Exercise description: Retype all of the data exactly as given.

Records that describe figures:
-- start --
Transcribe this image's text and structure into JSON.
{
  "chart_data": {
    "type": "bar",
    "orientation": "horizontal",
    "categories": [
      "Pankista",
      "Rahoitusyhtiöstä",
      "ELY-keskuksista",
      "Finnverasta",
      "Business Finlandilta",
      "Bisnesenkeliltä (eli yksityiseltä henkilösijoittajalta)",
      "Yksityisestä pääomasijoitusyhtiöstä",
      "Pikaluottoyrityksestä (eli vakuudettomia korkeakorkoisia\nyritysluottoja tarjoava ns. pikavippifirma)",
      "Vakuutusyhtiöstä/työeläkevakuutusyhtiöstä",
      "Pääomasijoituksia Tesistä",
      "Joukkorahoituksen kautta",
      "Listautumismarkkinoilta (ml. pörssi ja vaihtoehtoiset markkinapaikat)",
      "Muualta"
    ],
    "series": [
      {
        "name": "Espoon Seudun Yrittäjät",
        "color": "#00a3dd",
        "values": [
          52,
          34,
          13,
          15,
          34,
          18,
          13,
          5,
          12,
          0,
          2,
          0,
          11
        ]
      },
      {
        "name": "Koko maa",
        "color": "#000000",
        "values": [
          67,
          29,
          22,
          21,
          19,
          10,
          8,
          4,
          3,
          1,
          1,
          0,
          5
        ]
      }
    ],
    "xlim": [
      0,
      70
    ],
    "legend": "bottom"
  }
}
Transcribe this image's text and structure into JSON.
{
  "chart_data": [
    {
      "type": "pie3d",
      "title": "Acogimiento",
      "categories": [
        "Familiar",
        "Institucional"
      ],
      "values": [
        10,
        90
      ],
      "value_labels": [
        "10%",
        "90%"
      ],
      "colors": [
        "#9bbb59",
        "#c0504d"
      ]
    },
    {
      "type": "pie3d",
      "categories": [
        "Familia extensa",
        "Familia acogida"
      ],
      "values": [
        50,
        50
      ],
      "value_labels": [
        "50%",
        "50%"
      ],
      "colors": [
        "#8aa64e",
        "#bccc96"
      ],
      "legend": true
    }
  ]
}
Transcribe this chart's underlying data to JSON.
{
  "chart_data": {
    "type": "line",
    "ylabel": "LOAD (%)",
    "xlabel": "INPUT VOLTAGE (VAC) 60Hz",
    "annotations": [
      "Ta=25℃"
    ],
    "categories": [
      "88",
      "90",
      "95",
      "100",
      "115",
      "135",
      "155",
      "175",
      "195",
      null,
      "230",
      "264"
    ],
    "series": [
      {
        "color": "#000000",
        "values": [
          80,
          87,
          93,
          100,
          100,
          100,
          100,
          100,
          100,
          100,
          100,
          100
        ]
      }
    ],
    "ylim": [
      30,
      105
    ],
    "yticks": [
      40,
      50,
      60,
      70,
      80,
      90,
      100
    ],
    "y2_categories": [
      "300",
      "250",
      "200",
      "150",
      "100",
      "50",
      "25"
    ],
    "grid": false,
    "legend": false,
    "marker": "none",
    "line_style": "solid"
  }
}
-- end --
The solution:
Transcribe this image's text and structure into JSON.
{
  "chart_data": {
    "type": "bar",
    "orientation": "horizontal",
    "categories": [
      "Pankista",
      "Rahoitusyhtiöstä",
      "ELY-keskuksista",
      "Finnverasta",
      "Business Finlandilta",
      "Bisnesenkeliltä (eli yksityiseltä henkilösijoittajalta)",
      "Yksityisestä pääomasijoitusyhtiöstä",
      "Pikaluottoyrityksestä (eli vakuudettomia korkeakorkoisia\nyritysluottoja tarjoava ns. pikavippifirma)",
      "Vakuutusyhtiöstä/työeläkevakuutusyhtiöstä",
      "Pääomasijoituksia Tesistä",
      "Joukkorahoituksen kautta",
      "Listautumismarkkinoilta (ml. pörssi ja vaihtoehtoiset markkinapaikat)",
      "Muualta"
    ],
    "series": [
      {
        "name": "Espoon Seudun Yrittäjät",
        "color": "#00a3dd",
        "values": [
          52,
          34,
          13,
          15,
          34,
          18,
          13,
          5,
          12,
          0,
          2,
          0,
          11
        ]
      },
      {
        "name": "Koko maa",
        "color": "#000000",
        "values": [
          67,
          29,
          22,
          21,
          19,
          10,
          8,
          4,
          3,
          1,
          1,
          0,
          5
        ]
      }
    ],
    "xlim": [
      0,
      70
    ],
    "legend": "bottom"
  }
}
Transcribe this image's text and structure into JSON.
{
  "chart_data": [
    {
      "type": "pie3d",
      "title": "Acogimiento",
      "categories": [
        "Familiar",
        "Institucional"
      ],
      "values": [
        10,
        90
      ],
      "value_labels": [
        "10%",
        "90%"
      ],
      "colors": [
        "#9bbb59",
        "#c0504d"
      ]
    },
    {
      "type": "pie3d",
      "categories": [
        "Familia extensa",
        "Familia acogida"
      ],
      "values": [
        50,
        50
      ],
      "value_labels": [
        "50%",
        "50%"
      ],
      "colors": [
        "#8aa64e",
        "#bccc96"
      ],
      "legend": true
    }
  ]
}
Transcribe this chart's underlying data to JSON.
{
  "chart_data": {
    "type": "line",
    "ylabel": "LOAD (%)",
    "xlabel": "INPUT VOLTAGE (VAC) 60Hz",
    "annotations": [
      "Ta=25℃"
    ],
    "categories": [
      "88",
      "90",
      "95",
      "100",
      "115",
      "135",
      "155",
      "175",
      "195",
      null,
      "230",
      "264"
    ],
    "series": [
      {
        "color": "#000000",
        "values": [
          80,
          87,
          93,
          100,
          100,
          100,
          100,
          100,
          100,
          100,
          100,
          100
        ]
      }
    ],
    "ylim": [
      30,
      105
    ],
    "yticks": [
      40,
      50,
      60,
      70,
      80,
      90,
      100
    ],
    "y2_categories": [
      "300",
      "250",
      "200",
      "150",
      "100",
      "50",
      "25"
    ],
    "grid": false,
    "legend": false,
    "marker": "none",
    "line_style": "solid"
  }
}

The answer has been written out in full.